Your task — Output the entries word for word. Omit images.

Items from a dataset:
————————
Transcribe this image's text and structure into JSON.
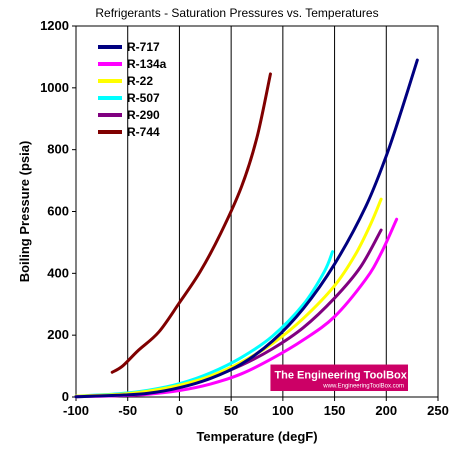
{
  "chart_data": {
    "type": "line",
    "title": "Refrigerants - Saturation Pressures vs. Temperatures",
    "xlabel": "Temperature (degF)",
    "ylabel": "Boiling Pressure (psia)",
    "xlim": [
      -100,
      250
    ],
    "ylim": [
      0,
      1200
    ],
    "x_ticks": [
      -100,
      -50,
      0,
      50,
      100,
      150,
      200,
      250
    ],
    "y_ticks": [
      0,
      200,
      400,
      600,
      800,
      1000,
      1200
    ],
    "grid": "vertical",
    "legend_position": "top-left",
    "series": [
      {
        "name": "R-717",
        "color": "#000080",
        "points": [
          [
            -100,
            1
          ],
          [
            -60,
            5.5
          ],
          [
            -30,
            12
          ],
          [
            0,
            30
          ],
          [
            30,
            60
          ],
          [
            60,
            107
          ],
          [
            90,
            181
          ],
          [
            120,
            287
          ],
          [
            150,
            430
          ],
          [
            180,
            615
          ],
          [
            200,
            780
          ],
          [
            215,
            930
          ],
          [
            230,
            1090
          ]
        ]
      },
      {
        "name": "R-134a",
        "color": "#ff00ff",
        "points": [
          [
            -100,
            1
          ],
          [
            -60,
            4
          ],
          [
            -30,
            9
          ],
          [
            0,
            21
          ],
          [
            30,
            42
          ],
          [
            60,
            75
          ],
          [
            90,
            125
          ],
          [
            120,
            185
          ],
          [
            150,
            260
          ],
          [
            180,
            380
          ],
          [
            195,
            465
          ],
          [
            210,
            575
          ]
        ]
      },
      {
        "name": "R-22",
        "color": "#ffff00",
        "points": [
          [
            -100,
            3
          ],
          [
            -60,
            8
          ],
          [
            -30,
            19
          ],
          [
            0,
            38
          ],
          [
            30,
            68
          ],
          [
            60,
            113
          ],
          [
            90,
            173
          ],
          [
            120,
            255
          ],
          [
            150,
            360
          ],
          [
            170,
            460
          ],
          [
            185,
            560
          ],
          [
            195,
            640
          ]
        ]
      },
      {
        "name": "R-507",
        "color": "#00ffff",
        "points": [
          [
            -100,
            3
          ],
          [
            -60,
            10
          ],
          [
            -30,
            22
          ],
          [
            0,
            43
          ],
          [
            30,
            78
          ],
          [
            60,
            128
          ],
          [
            90,
            197
          ],
          [
            120,
            300
          ],
          [
            140,
            405
          ],
          [
            148,
            470
          ]
        ]
      },
      {
        "name": "R-290",
        "color": "#800080",
        "points": [
          [
            -100,
            2
          ],
          [
            -60,
            7
          ],
          [
            -30,
            17
          ],
          [
            0,
            38
          ],
          [
            30,
            64
          ],
          [
            60,
            103
          ],
          [
            90,
            156
          ],
          [
            120,
            225
          ],
          [
            150,
            320
          ],
          [
            175,
            420
          ],
          [
            195,
            540
          ]
        ]
      },
      {
        "name": "R-744",
        "color": "#800000",
        "points": [
          [
            -65,
            80
          ],
          [
            -55,
            100
          ],
          [
            -40,
            150
          ],
          [
            -20,
            210
          ],
          [
            0,
            305
          ],
          [
            20,
            405
          ],
          [
            40,
            530
          ],
          [
            60,
            680
          ],
          [
            75,
            840
          ],
          [
            88,
            1045
          ]
        ]
      }
    ],
    "watermark": {
      "main": "The Engineering ToolBox",
      "sub": "www.EngineeringToolBox.com"
    }
  }
}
————————
Task answer —
Transcribe this image's text and structure into JSON.
{
  "chart_data": {
    "type": "line",
    "title": "Refrigerants - Saturation Pressures vs. Temperatures",
    "xlabel": "Temperature (degF)",
    "ylabel": "Boiling Pressure (psia)",
    "xlim": [
      -100,
      250
    ],
    "ylim": [
      0,
      1200
    ],
    "x_ticks": [
      -100,
      -50,
      0,
      50,
      100,
      150,
      200,
      250
    ],
    "y_ticks": [
      0,
      200,
      400,
      600,
      800,
      1000,
      1200
    ],
    "grid": "vertical",
    "legend_position": "top-left",
    "series": [
      {
        "name": "R-717",
        "color": "#000080",
        "points": [
          [
            -100,
            1
          ],
          [
            -60,
            5.5
          ],
          [
            -30,
            12
          ],
          [
            0,
            30
          ],
          [
            30,
            60
          ],
          [
            60,
            107
          ],
          [
            90,
            181
          ],
          [
            120,
            287
          ],
          [
            150,
            430
          ],
          [
            180,
            615
          ],
          [
            200,
            780
          ],
          [
            215,
            930
          ],
          [
            230,
            1090
          ]
        ]
      },
      {
        "name": "R-134a",
        "color": "#ff00ff",
        "points": [
          [
            -100,
            1
          ],
          [
            -60,
            4
          ],
          [
            -30,
            9
          ],
          [
            0,
            21
          ],
          [
            30,
            42
          ],
          [
            60,
            75
          ],
          [
            90,
            125
          ],
          [
            120,
            185
          ],
          [
            150,
            260
          ],
          [
            180,
            380
          ],
          [
            195,
            465
          ],
          [
            210,
            575
          ]
        ]
      },
      {
        "name": "R-22",
        "color": "#ffff00",
        "points": [
          [
            -100,
            3
          ],
          [
            -60,
            8
          ],
          [
            -30,
            19
          ],
          [
            0,
            38
          ],
          [
            30,
            68
          ],
          [
            60,
            113
          ],
          [
            90,
            173
          ],
          [
            120,
            255
          ],
          [
            150,
            360
          ],
          [
            170,
            460
          ],
          [
            185,
            560
          ],
          [
            195,
            640
          ]
        ]
      },
      {
        "name": "R-507",
        "color": "#00ffff",
        "points": [
          [
            -100,
            3
          ],
          [
            -60,
            10
          ],
          [
            -30,
            22
          ],
          [
            0,
            43
          ],
          [
            30,
            78
          ],
          [
            60,
            128
          ],
          [
            90,
            197
          ],
          [
            120,
            300
          ],
          [
            140,
            405
          ],
          [
            148,
            470
          ]
        ]
      },
      {
        "name": "R-290",
        "color": "#800080",
        "points": [
          [
            -100,
            2
          ],
          [
            -60,
            7
          ],
          [
            -30,
            17
          ],
          [
            0,
            38
          ],
          [
            30,
            64
          ],
          [
            60,
            103
          ],
          [
            90,
            156
          ],
          [
            120,
            225
          ],
          [
            150,
            320
          ],
          [
            175,
            420
          ],
          [
            195,
            540
          ]
        ]
      },
      {
        "name": "R-744",
        "color": "#800000",
        "points": [
          [
            -65,
            80
          ],
          [
            -55,
            100
          ],
          [
            -40,
            150
          ],
          [
            -20,
            210
          ],
          [
            0,
            305
          ],
          [
            20,
            405
          ],
          [
            40,
            530
          ],
          [
            60,
            680
          ],
          [
            75,
            840
          ],
          [
            88,
            1045
          ]
        ]
      }
    ],
    "watermark": {
      "main": "The Engineering ToolBox",
      "sub": "www.EngineeringToolBox.com"
    }
  }
}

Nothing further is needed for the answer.